Some records:
■ ■ ■ ■ ■

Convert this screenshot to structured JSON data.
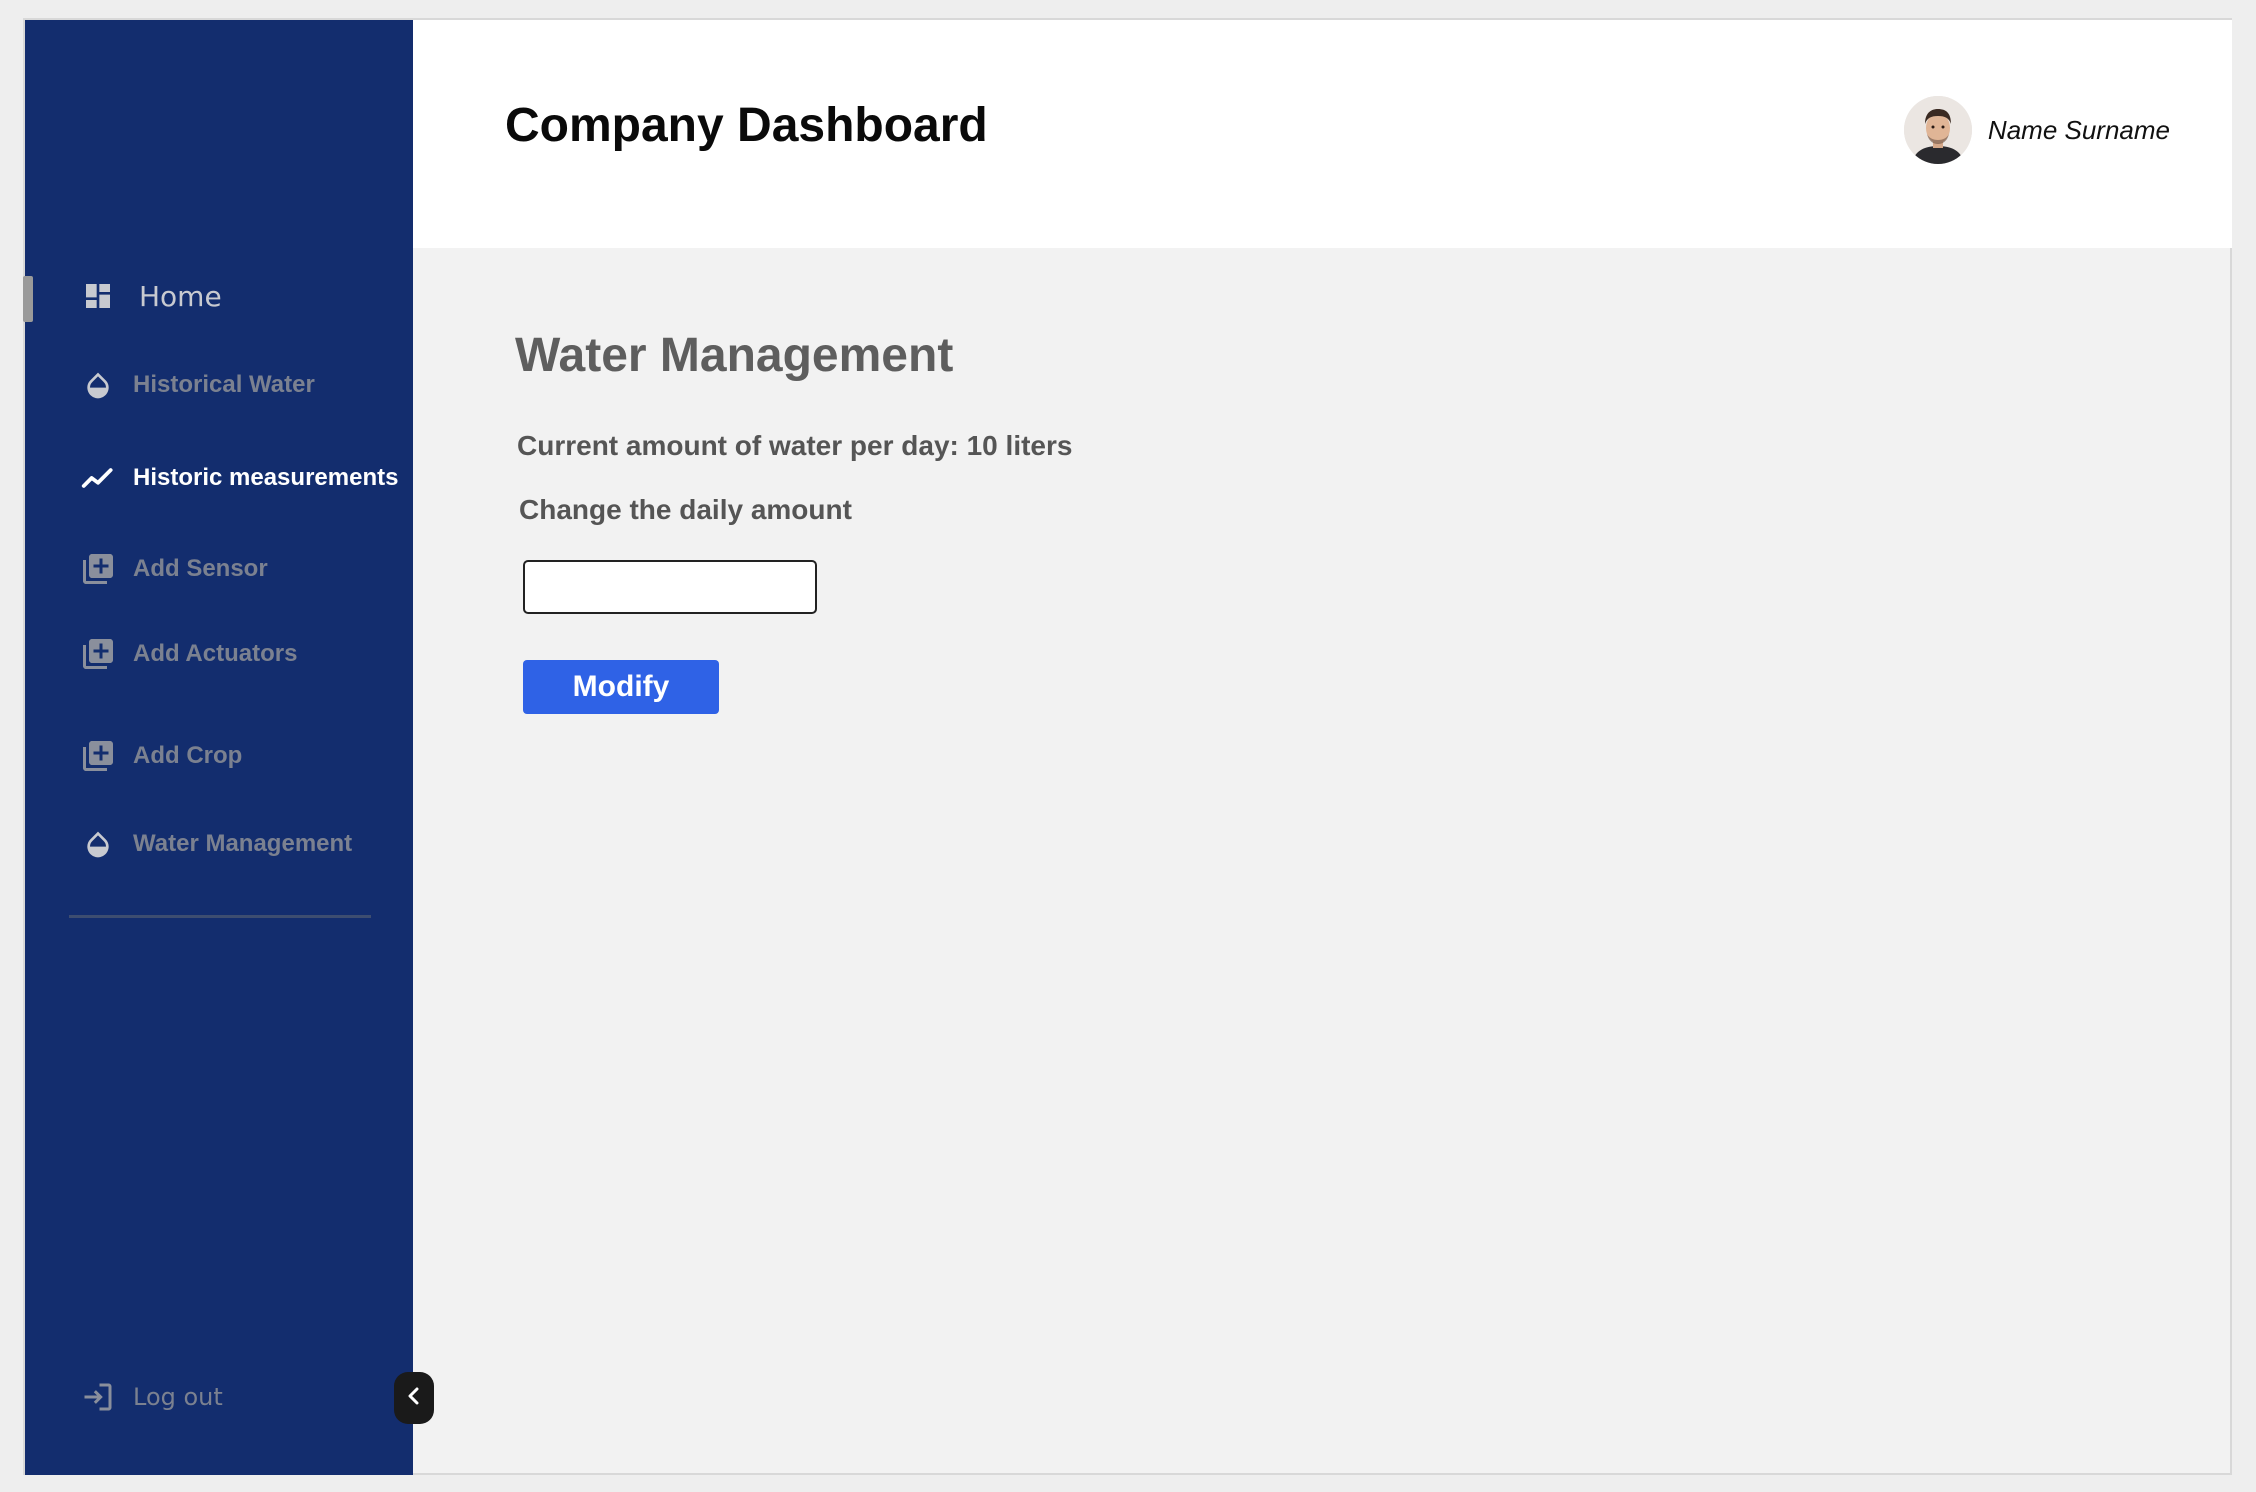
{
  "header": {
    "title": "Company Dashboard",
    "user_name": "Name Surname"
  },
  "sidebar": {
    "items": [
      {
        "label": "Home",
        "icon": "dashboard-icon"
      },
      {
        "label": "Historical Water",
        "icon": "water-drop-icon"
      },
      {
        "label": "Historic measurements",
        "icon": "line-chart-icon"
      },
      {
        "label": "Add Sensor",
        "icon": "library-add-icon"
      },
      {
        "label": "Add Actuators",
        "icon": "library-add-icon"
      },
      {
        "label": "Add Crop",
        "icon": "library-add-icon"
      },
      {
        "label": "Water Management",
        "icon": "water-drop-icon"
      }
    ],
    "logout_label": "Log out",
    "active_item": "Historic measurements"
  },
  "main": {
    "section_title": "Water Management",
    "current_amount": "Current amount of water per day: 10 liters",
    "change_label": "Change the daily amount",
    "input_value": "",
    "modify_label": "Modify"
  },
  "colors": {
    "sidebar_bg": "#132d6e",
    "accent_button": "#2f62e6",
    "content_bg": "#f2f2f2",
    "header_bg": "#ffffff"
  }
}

■ ■ ■ ■ ■

● EXERCISE PROMPT: Output an exact copy of the material, with the pictures removed.

● ANSWER TO THIS PROBLEM:
Convert this screenshot to structured JSON data.
{
  "header": {
    "title": "Company Dashboard",
    "user_name": "Name Surname"
  },
  "sidebar": {
    "items": [
      {
        "label": "Home",
        "icon": "dashboard-icon"
      },
      {
        "label": "Historical Water",
        "icon": "water-drop-icon"
      },
      {
        "label": "Historic measurements",
        "icon": "line-chart-icon"
      },
      {
        "label": "Add Sensor",
        "icon": "library-add-icon"
      },
      {
        "label": "Add Actuators",
        "icon": "library-add-icon"
      },
      {
        "label": "Add Crop",
        "icon": "library-add-icon"
      },
      {
        "label": "Water Management",
        "icon": "water-drop-icon"
      }
    ],
    "logout_label": "Log out",
    "active_item": "Historic measurements"
  },
  "main": {
    "section_title": "Water Management",
    "current_amount": "Current amount of water per day: 10 liters",
    "change_label": "Change the daily amount",
    "input_value": "",
    "modify_label": "Modify"
  },
  "colors": {
    "sidebar_bg": "#132d6e",
    "accent_button": "#2f62e6",
    "content_bg": "#f2f2f2",
    "header_bg": "#ffffff"
  }
}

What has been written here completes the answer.